Drop the images; return everything else in the listing below exactly.

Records
%%
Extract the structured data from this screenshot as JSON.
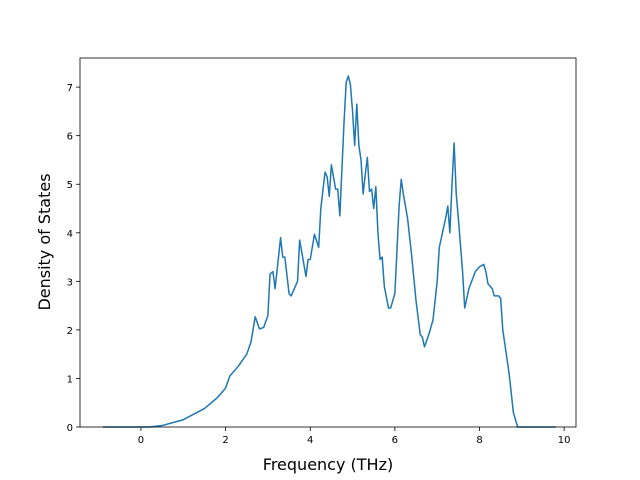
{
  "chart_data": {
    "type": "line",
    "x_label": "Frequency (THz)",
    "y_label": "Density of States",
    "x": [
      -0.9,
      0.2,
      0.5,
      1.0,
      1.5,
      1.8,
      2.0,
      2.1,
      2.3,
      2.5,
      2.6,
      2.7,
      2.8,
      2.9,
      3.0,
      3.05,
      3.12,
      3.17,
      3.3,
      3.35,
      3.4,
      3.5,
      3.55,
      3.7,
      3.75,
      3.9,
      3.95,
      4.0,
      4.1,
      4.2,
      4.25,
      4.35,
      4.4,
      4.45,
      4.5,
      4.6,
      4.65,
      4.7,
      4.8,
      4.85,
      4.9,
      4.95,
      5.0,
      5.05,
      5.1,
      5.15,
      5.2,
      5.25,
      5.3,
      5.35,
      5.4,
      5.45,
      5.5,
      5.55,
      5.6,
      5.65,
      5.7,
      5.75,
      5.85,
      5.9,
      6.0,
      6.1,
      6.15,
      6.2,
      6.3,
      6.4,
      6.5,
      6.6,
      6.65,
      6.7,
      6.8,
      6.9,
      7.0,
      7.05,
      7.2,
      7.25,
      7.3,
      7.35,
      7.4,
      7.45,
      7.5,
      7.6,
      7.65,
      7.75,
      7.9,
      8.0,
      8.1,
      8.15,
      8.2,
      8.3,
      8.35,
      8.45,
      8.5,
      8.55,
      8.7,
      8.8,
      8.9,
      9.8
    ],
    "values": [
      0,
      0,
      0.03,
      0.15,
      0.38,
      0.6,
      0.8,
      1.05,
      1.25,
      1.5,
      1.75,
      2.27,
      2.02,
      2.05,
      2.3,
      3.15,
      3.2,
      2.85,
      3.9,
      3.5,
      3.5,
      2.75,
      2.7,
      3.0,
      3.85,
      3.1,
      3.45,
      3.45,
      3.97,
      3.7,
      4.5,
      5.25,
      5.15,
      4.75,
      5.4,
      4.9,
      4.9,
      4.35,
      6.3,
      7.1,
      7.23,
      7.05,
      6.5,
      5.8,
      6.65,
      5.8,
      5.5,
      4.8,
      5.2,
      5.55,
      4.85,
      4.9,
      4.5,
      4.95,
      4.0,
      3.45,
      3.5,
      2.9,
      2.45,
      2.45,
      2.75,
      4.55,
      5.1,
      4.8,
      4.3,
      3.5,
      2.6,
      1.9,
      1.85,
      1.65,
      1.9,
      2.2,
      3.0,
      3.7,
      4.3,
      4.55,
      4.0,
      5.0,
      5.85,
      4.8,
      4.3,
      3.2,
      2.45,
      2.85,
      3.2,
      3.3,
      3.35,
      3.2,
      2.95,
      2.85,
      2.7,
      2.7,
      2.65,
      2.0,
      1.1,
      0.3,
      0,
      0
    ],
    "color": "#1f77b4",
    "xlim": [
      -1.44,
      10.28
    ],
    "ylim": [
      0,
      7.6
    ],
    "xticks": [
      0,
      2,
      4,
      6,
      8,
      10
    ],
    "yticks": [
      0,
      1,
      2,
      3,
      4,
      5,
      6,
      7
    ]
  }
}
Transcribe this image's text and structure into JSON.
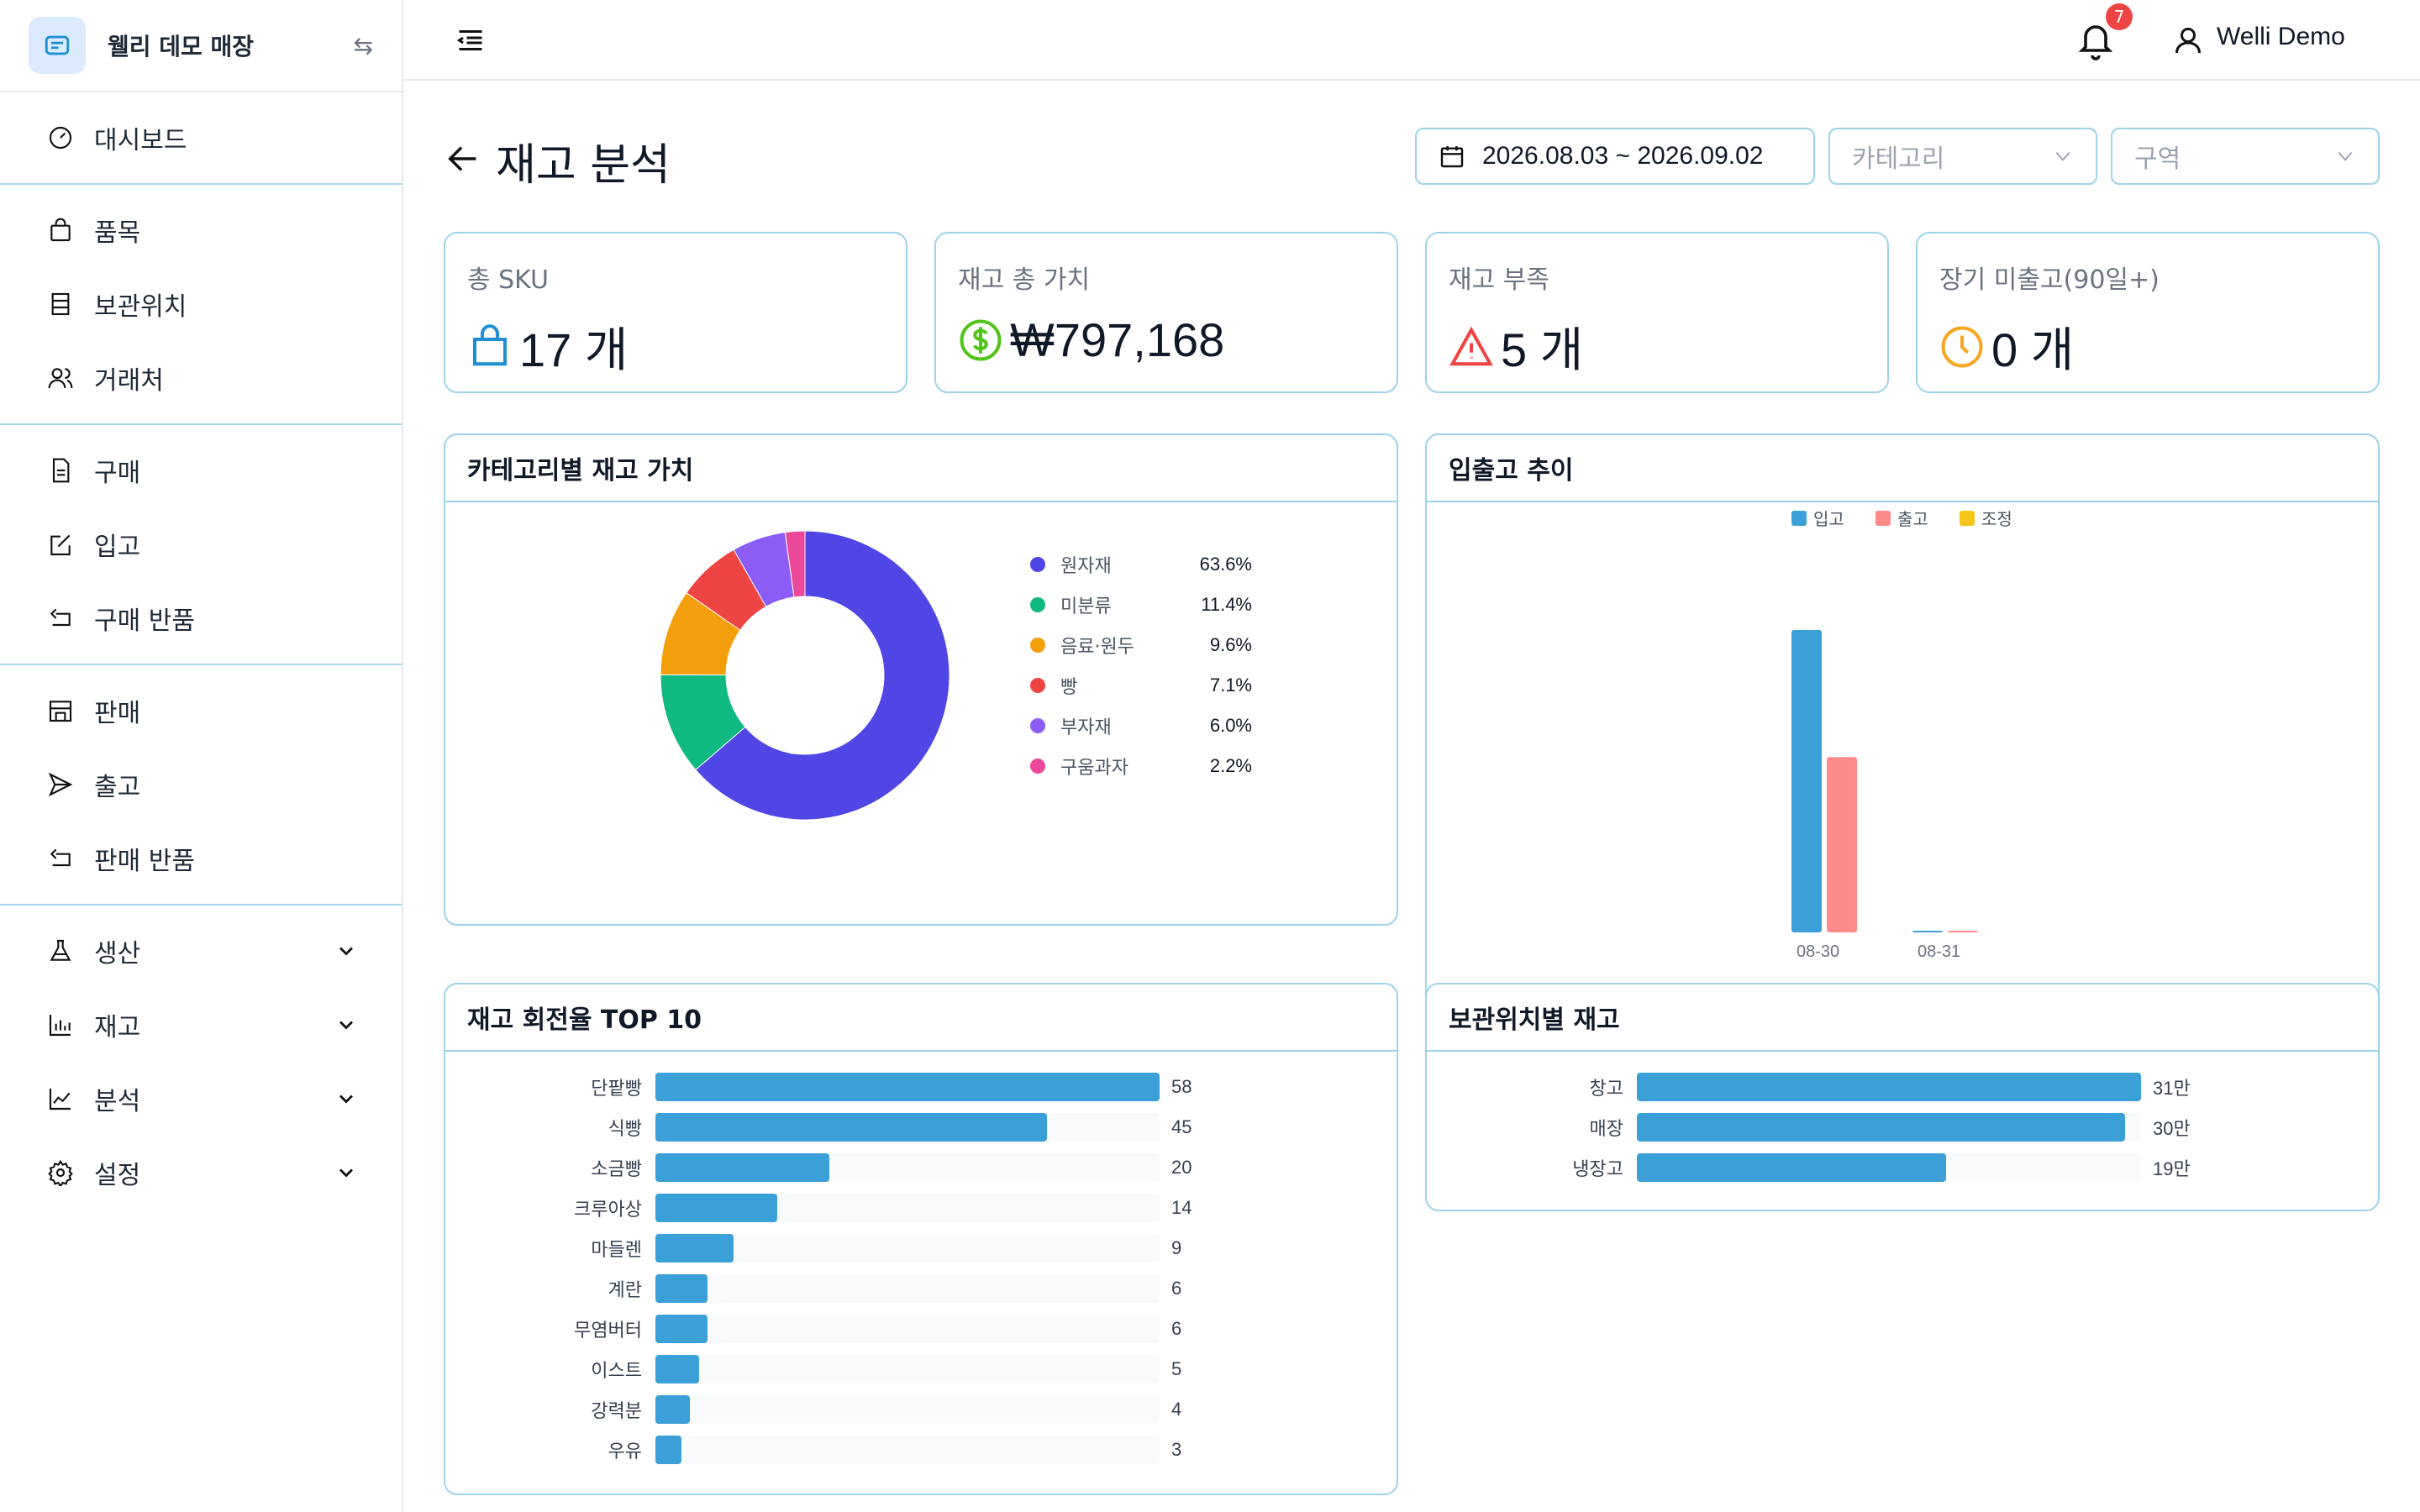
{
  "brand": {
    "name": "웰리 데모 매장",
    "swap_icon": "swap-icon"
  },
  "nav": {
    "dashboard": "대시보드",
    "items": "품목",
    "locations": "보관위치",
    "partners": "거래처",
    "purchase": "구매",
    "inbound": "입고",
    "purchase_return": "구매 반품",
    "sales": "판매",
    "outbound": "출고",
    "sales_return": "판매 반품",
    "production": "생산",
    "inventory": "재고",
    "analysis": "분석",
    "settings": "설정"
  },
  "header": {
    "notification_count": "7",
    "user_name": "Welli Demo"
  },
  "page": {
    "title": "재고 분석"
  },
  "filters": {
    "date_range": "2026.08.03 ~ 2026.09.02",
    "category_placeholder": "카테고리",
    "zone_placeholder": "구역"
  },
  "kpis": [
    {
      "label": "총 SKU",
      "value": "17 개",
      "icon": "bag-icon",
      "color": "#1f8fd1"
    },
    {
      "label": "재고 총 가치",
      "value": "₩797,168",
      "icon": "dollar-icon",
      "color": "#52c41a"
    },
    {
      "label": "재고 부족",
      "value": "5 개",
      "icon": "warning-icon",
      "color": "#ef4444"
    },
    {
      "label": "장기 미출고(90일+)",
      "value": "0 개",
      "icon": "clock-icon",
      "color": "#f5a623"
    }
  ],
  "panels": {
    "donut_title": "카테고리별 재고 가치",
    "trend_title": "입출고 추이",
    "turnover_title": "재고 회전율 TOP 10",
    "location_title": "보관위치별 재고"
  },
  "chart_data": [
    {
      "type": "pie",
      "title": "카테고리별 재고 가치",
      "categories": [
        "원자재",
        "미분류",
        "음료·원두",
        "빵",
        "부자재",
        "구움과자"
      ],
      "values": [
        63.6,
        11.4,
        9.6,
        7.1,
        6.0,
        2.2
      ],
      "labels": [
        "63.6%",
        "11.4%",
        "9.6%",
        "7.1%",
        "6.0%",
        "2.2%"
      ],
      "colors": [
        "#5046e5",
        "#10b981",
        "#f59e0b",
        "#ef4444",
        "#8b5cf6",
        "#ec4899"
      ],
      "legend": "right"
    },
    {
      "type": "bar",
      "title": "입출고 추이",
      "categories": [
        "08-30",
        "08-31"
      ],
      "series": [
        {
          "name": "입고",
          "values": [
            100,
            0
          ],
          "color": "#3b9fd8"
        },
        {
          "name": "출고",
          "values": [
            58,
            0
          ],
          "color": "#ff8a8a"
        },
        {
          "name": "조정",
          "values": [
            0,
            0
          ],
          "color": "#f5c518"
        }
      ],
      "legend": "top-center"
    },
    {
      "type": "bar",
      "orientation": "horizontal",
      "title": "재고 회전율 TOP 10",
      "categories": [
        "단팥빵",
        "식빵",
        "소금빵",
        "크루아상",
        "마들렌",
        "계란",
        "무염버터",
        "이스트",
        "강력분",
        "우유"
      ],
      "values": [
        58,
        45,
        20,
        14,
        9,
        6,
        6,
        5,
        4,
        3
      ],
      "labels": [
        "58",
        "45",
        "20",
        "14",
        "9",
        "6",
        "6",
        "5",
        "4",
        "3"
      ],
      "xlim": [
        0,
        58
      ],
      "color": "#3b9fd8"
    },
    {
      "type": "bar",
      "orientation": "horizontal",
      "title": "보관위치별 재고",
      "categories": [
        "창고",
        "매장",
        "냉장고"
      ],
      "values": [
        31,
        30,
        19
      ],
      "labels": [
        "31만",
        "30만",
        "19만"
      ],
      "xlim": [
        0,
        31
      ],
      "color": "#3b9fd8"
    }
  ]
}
%%
Answer to this task:
Extract the structured data from this screenshot as JSON.
{
  "chart_data": {
    "type": "line",
    "x_label": "Frequency (THz)",
    "y_label": "Density of States",
    "x": [
      -0.9,
      0.2,
      0.5,
      1.0,
      1.5,
      1.8,
      2.0,
      2.1,
      2.3,
      2.5,
      2.6,
      2.7,
      2.8,
      2.9,
      3.0,
      3.05,
      3.12,
      3.17,
      3.3,
      3.35,
      3.4,
      3.5,
      3.55,
      3.7,
      3.75,
      3.9,
      3.95,
      4.0,
      4.1,
      4.2,
      4.25,
      4.35,
      4.4,
      4.45,
      4.5,
      4.6,
      4.65,
      4.7,
      4.8,
      4.85,
      4.9,
      4.95,
      5.0,
      5.05,
      5.1,
      5.15,
      5.2,
      5.25,
      5.3,
      5.35,
      5.4,
      5.45,
      5.5,
      5.55,
      5.6,
      5.65,
      5.7,
      5.75,
      5.85,
      5.9,
      6.0,
      6.1,
      6.15,
      6.2,
      6.3,
      6.4,
      6.5,
      6.6,
      6.65,
      6.7,
      6.8,
      6.9,
      7.0,
      7.05,
      7.2,
      7.25,
      7.3,
      7.35,
      7.4,
      7.45,
      7.5,
      7.6,
      7.65,
      7.75,
      7.9,
      8.0,
      8.1,
      8.15,
      8.2,
      8.3,
      8.35,
      8.45,
      8.5,
      8.55,
      8.7,
      8.8,
      8.9,
      9.8
    ],
    "values": [
      0,
      0,
      0.03,
      0.15,
      0.38,
      0.6,
      0.8,
      1.05,
      1.25,
      1.5,
      1.75,
      2.27,
      2.02,
      2.05,
      2.3,
      3.15,
      3.2,
      2.85,
      3.9,
      3.5,
      3.5,
      2.75,
      2.7,
      3.0,
      3.85,
      3.1,
      3.45,
      3.45,
      3.97,
      3.7,
      4.5,
      5.25,
      5.15,
      4.75,
      5.4,
      4.9,
      4.9,
      4.35,
      6.3,
      7.1,
      7.23,
      7.05,
      6.5,
      5.8,
      6.65,
      5.8,
      5.5,
      4.8,
      5.2,
      5.55,
      4.85,
      4.9,
      4.5,
      4.95,
      4.0,
      3.45,
      3.5,
      2.9,
      2.45,
      2.45,
      2.75,
      4.55,
      5.1,
      4.8,
      4.3,
      3.5,
      2.6,
      1.9,
      1.85,
      1.65,
      1.9,
      2.2,
      3.0,
      3.7,
      4.3,
      4.55,
      4.0,
      5.0,
      5.85,
      4.8,
      4.3,
      3.2,
      2.45,
      2.85,
      3.2,
      3.3,
      3.35,
      3.2,
      2.95,
      2.85,
      2.7,
      2.7,
      2.65,
      2.0,
      1.1,
      0.3,
      0,
      0
    ],
    "color": "#1f77b4",
    "xlim": [
      -1.44,
      10.28
    ],
    "ylim": [
      0,
      7.6
    ],
    "xticks": [
      0,
      2,
      4,
      6,
      8,
      10
    ],
    "yticks": [
      0,
      1,
      2,
      3,
      4,
      5,
      6,
      7
    ]
  }
}
Transcribe this image's text and structure into JSON.
{
  "brand": {
    "name": "웰리 데모 매장",
    "swap_icon": "swap-icon"
  },
  "nav": {
    "dashboard": "대시보드",
    "items": "품목",
    "locations": "보관위치",
    "partners": "거래처",
    "purchase": "구매",
    "inbound": "입고",
    "purchase_return": "구매 반품",
    "sales": "판매",
    "outbound": "출고",
    "sales_return": "판매 반품",
    "production": "생산",
    "inventory": "재고",
    "analysis": "분석",
    "settings": "설정"
  },
  "header": {
    "notification_count": "7",
    "user_name": "Welli Demo"
  },
  "page": {
    "title": "재고 분석"
  },
  "filters": {
    "date_range": "2026.08.03 ~ 2026.09.02",
    "category_placeholder": "카테고리",
    "zone_placeholder": "구역"
  },
  "kpis": [
    {
      "label": "총 SKU",
      "value": "17 개",
      "icon": "bag-icon",
      "color": "#1f8fd1"
    },
    {
      "label": "재고 총 가치",
      "value": "₩797,168",
      "icon": "dollar-icon",
      "color": "#52c41a"
    },
    {
      "label": "재고 부족",
      "value": "5 개",
      "icon": "warning-icon",
      "color": "#ef4444"
    },
    {
      "label": "장기 미출고(90일+)",
      "value": "0 개",
      "icon": "clock-icon",
      "color": "#f5a623"
    }
  ],
  "panels": {
    "donut_title": "카테고리별 재고 가치",
    "trend_title": "입출고 추이",
    "turnover_title": "재고 회전율 TOP 10",
    "location_title": "보관위치별 재고"
  },
  "chart_data": [
    {
      "type": "pie",
      "title": "카테고리별 재고 가치",
      "categories": [
        "원자재",
        "미분류",
        "음료·원두",
        "빵",
        "부자재",
        "구움과자"
      ],
      "values": [
        63.6,
        11.4,
        9.6,
        7.1,
        6.0,
        2.2
      ],
      "labels": [
        "63.6%",
        "11.4%",
        "9.6%",
        "7.1%",
        "6.0%",
        "2.2%"
      ],
      "colors": [
        "#5046e5",
        "#10b981",
        "#f59e0b",
        "#ef4444",
        "#8b5cf6",
        "#ec4899"
      ],
      "legend": "right"
    },
    {
      "type": "bar",
      "title": "입출고 추이",
      "categories": [
        "08-30",
        "08-31"
      ],
      "series": [
        {
          "name": "입고",
          "values": [
            100,
            0
          ],
          "color": "#3b9fd8"
        },
        {
          "name": "출고",
          "values": [
            58,
            0
          ],
          "color": "#ff8a8a"
        },
        {
          "name": "조정",
          "values": [
            0,
            0
          ],
          "color": "#f5c518"
        }
      ],
      "legend": "top-center"
    },
    {
      "type": "bar",
      "orientation": "horizontal",
      "title": "재고 회전율 TOP 10",
      "categories": [
        "단팥빵",
        "식빵",
        "소금빵",
        "크루아상",
        "마들렌",
        "계란",
        "무염버터",
        "이스트",
        "강력분",
        "우유"
      ],
      "values": [
        58,
        45,
        20,
        14,
        9,
        6,
        6,
        5,
        4,
        3
      ],
      "labels": [
        "58",
        "45",
        "20",
        "14",
        "9",
        "6",
        "6",
        "5",
        "4",
        "3"
      ],
      "xlim": [
        0,
        58
      ],
      "color": "#3b9fd8"
    },
    {
      "type": "bar",
      "orientation": "horizontal",
      "title": "보관위치별 재고",
      "categories": [
        "창고",
        "매장",
        "냉장고"
      ],
      "values": [
        31,
        30,
        19
      ],
      "labels": [
        "31만",
        "30만",
        "19만"
      ],
      "xlim": [
        0,
        31
      ],
      "color": "#3b9fd8"
    }
  ]
}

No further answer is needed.